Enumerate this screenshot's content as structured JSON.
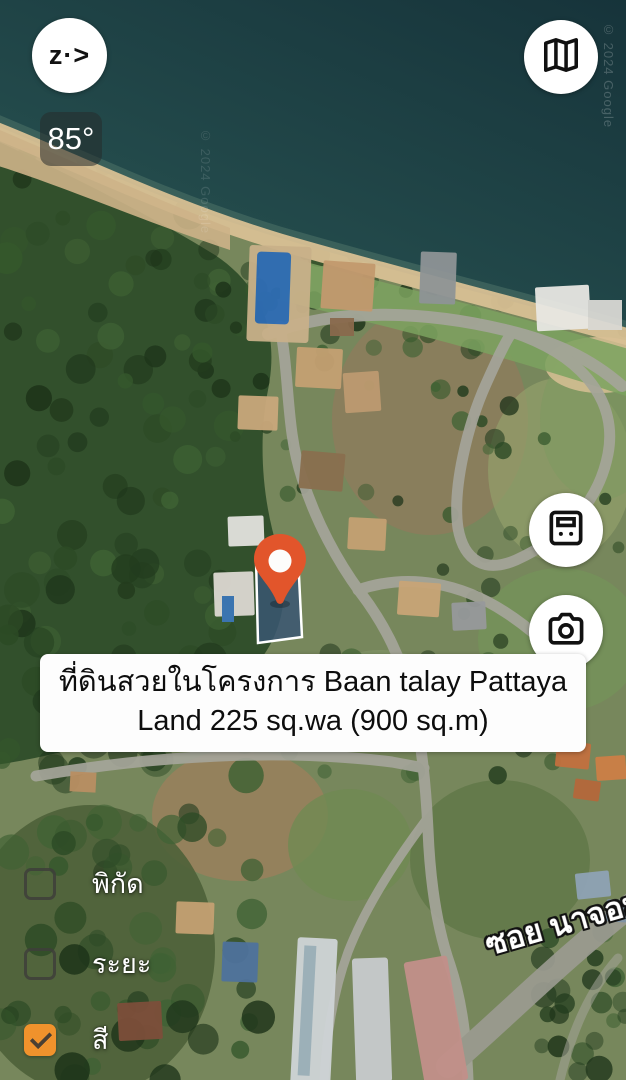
{
  "app": {
    "logo_text": "z·>"
  },
  "hud": {
    "heading": "85°"
  },
  "toolbar": {
    "buttons": [
      {
        "name": "map-style",
        "icon": "folded-map-icon"
      },
      {
        "name": "area-calculator",
        "icon": "calculator-icon"
      },
      {
        "name": "camera",
        "icon": "camera-icon"
      }
    ]
  },
  "listing": {
    "banner_lines": [
      "ที่ดินสวยในโครงการ Baan talay Pattaya",
      "Land 225 sq.wa (900 sq.m)"
    ]
  },
  "map": {
    "road_label": "ซอย นาจอม",
    "watermark": "© 2024 Google",
    "pin_color": "#e2552b",
    "plot_fill": "#3a5670",
    "plot_border": "#ffffff",
    "sea_color": "#1d3c41",
    "sand_color": "#d8c094",
    "road_color": "#a5a59a"
  },
  "layers_panel": {
    "options": [
      {
        "label": "พิกัด",
        "checked": false
      },
      {
        "label": "ระยะ",
        "checked": false
      },
      {
        "label": "สี",
        "checked": true
      }
    ],
    "checked_color": "#f0922c"
  }
}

※

■ THE REQUEST ■
Print all entries exactly. The images do not belong in the copy.

■ IN RESPONSE ■
Enumerate this screenshot's content as structured JSON.
{
  "app": {
    "logo_text": "z·>"
  },
  "hud": {
    "heading": "85°"
  },
  "toolbar": {
    "buttons": [
      {
        "name": "map-style",
        "icon": "folded-map-icon"
      },
      {
        "name": "area-calculator",
        "icon": "calculator-icon"
      },
      {
        "name": "camera",
        "icon": "camera-icon"
      }
    ]
  },
  "listing": {
    "banner_lines": [
      "ที่ดินสวยในโครงการ Baan talay Pattaya",
      "Land 225 sq.wa (900 sq.m)"
    ]
  },
  "map": {
    "road_label": "ซอย นาจอม",
    "watermark": "© 2024 Google",
    "pin_color": "#e2552b",
    "plot_fill": "#3a5670",
    "plot_border": "#ffffff",
    "sea_color": "#1d3c41",
    "sand_color": "#d8c094",
    "road_color": "#a5a59a"
  },
  "layers_panel": {
    "options": [
      {
        "label": "พิกัด",
        "checked": false
      },
      {
        "label": "ระยะ",
        "checked": false
      },
      {
        "label": "สี",
        "checked": true
      }
    ],
    "checked_color": "#f0922c"
  }
}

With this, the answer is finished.